WRITTEN INSTRUCTION: Look for the string "Huffaz" and copy every line that has it.

DATA PROVIDED:
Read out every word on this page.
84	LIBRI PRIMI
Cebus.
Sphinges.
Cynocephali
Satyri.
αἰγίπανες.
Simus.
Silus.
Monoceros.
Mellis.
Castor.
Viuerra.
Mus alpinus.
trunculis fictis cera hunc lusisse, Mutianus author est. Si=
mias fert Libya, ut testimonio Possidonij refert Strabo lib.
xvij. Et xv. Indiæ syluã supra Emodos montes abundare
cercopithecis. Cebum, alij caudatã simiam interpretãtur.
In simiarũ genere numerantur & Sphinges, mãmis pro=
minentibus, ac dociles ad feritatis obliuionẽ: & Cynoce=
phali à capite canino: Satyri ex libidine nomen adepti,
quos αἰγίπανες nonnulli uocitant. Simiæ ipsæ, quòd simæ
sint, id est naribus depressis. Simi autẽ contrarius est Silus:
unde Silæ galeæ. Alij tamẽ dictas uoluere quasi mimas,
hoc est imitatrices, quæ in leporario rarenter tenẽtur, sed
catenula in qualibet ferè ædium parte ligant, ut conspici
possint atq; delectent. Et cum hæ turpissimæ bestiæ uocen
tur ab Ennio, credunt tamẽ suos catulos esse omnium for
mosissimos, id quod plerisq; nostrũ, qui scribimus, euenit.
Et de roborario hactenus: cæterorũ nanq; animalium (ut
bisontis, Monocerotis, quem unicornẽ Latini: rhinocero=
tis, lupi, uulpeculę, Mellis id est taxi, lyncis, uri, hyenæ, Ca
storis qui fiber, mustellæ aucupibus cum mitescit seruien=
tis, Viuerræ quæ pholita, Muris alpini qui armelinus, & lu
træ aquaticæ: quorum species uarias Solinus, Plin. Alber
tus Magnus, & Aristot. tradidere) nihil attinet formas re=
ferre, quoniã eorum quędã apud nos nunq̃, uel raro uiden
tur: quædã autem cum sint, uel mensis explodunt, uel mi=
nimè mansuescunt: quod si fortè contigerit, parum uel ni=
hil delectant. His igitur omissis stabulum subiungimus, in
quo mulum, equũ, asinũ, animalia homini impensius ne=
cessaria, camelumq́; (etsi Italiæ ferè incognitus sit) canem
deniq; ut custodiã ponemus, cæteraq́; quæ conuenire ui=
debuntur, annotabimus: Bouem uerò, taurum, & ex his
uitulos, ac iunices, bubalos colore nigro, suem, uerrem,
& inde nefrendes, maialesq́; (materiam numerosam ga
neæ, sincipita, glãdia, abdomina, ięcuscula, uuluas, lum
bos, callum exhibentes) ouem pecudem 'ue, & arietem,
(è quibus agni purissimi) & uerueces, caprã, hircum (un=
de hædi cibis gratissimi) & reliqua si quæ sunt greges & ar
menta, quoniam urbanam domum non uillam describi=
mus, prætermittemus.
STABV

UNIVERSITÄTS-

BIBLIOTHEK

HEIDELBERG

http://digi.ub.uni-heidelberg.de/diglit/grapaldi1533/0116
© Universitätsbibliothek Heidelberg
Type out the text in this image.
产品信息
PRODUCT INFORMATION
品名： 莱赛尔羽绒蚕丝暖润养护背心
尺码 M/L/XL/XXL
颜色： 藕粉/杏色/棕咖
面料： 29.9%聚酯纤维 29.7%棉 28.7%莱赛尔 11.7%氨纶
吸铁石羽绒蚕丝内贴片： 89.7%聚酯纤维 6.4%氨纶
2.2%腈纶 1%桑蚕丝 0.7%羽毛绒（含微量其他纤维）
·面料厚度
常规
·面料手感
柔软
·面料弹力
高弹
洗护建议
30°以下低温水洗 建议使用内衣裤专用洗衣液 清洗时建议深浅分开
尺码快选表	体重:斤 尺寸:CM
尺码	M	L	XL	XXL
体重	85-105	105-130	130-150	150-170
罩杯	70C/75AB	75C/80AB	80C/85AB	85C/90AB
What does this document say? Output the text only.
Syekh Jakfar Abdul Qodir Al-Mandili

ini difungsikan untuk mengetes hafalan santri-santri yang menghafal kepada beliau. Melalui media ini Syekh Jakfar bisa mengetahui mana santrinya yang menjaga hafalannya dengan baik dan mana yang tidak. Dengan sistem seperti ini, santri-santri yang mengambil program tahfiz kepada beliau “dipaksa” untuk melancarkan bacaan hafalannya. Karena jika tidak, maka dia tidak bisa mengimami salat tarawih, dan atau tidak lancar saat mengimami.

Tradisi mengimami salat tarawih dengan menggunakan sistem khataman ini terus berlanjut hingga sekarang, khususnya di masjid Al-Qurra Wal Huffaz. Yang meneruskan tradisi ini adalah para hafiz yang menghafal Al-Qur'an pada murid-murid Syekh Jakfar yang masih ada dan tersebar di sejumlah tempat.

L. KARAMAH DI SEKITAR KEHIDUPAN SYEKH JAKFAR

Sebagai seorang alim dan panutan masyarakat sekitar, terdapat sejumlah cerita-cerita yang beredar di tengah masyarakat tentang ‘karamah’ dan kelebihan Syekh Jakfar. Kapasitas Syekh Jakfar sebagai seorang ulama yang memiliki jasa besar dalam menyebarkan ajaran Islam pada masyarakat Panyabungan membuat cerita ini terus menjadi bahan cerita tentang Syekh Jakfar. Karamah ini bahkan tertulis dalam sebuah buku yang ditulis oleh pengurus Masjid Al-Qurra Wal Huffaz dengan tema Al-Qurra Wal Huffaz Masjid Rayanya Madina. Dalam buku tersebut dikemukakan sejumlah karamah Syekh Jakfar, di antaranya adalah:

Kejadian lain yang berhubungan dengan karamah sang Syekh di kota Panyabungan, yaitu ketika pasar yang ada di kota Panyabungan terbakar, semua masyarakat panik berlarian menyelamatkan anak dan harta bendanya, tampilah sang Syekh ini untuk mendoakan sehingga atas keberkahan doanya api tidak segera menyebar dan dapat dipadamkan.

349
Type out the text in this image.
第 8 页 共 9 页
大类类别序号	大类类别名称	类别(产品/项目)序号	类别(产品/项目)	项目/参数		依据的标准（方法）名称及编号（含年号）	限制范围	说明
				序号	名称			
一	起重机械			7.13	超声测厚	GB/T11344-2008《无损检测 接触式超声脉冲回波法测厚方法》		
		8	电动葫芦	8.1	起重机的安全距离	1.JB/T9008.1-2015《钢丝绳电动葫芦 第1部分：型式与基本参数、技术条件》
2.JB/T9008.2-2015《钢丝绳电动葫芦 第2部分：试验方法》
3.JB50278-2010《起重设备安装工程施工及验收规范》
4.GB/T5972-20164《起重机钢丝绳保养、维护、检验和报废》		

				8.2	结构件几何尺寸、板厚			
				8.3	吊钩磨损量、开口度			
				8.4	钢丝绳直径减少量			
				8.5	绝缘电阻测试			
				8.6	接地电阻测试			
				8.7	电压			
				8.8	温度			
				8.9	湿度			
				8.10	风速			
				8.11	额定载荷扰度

FINISHED EXERCISE:
Tradisi mengimami salat tarawih dengan menggunakan sistem khataman ini terus berlanjut hingga sekarang, khususnya di masjid Al-Qurra Wal Huffaz. Yang meneruskan tradisi ini adalah para hafiz yang menghafal Al-Qur'an pada murid-murid Syekh Jakfar yang masih ada dan tersebar di sejumlah tempat.
Sebagai seorang alim dan panutan masyarakat sekitar, terdapat sejumlah cerita-cerita yang beredar di tengah masyarakat tentang ‘karamah’ dan kelebihan Syekh Jakfar. Kapasitas Syekh Jakfar sebagai seorang ulama yang memiliki jasa besar dalam menyebarkan ajaran Islam pada masyarakat Panyabungan membuat cerita ini terus menjadi bahan cerita tentang Syekh Jakfar. Karamah ini bahkan tertulis dalam sebuah buku yang ditulis oleh pengurus Masjid Al-Qurra Wal Huffaz dengan tema Al-Qurra Wal Huffaz Masjid Rayanya Madina. Dalam buku tersebut dikemukakan sejumlah karamah Syekh Jakfar, di antaranya adalah:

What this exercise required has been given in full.